» DO THIS
Where a line contains the string "административной", copy that line.

» RECORDS FOR PROCESSING

- - - - -

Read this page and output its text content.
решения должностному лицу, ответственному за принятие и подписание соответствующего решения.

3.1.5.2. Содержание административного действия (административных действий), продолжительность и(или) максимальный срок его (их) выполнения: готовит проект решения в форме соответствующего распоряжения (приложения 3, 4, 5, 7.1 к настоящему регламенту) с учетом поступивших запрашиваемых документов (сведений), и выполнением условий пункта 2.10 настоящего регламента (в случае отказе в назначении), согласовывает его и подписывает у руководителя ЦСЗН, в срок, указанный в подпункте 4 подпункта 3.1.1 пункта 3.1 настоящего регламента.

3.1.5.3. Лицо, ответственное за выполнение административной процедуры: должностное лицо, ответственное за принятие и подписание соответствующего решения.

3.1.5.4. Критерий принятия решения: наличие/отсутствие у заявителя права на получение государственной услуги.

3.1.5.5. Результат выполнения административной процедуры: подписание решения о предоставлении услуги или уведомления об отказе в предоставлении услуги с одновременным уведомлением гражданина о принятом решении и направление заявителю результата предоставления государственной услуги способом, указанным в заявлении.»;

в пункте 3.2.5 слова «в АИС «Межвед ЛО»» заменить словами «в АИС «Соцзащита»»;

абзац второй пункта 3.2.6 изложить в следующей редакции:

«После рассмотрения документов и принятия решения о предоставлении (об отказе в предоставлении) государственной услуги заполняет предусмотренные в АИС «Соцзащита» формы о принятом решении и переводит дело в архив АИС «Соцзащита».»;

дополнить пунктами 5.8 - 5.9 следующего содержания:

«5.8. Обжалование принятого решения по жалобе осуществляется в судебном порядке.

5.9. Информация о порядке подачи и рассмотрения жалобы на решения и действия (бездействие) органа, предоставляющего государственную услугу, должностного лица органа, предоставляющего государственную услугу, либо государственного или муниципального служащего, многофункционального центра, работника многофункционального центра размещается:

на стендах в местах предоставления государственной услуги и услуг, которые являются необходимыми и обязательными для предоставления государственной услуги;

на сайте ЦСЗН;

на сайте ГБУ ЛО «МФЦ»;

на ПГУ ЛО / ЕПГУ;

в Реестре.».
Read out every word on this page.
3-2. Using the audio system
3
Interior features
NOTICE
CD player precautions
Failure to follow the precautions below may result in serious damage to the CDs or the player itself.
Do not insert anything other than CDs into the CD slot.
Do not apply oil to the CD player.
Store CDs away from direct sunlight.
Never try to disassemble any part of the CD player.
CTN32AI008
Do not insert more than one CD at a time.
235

- - - - -

» THE RESPONSE
3.1.5.3. Лицо, ответственное за выполнение административной процедуры: должностное лицо, ответственное за принятие и подписание соответствующего решения.
3.1.5.5. Результат выполнения административной процедуры: подписание решения о предоставлении услуги или уведомления об отказе в предоставлении услуги с одновременным уведомлением гражданина о принятом решении и направление заявителю результата предоставления государственной услуги способом, указанным в заявлении.»;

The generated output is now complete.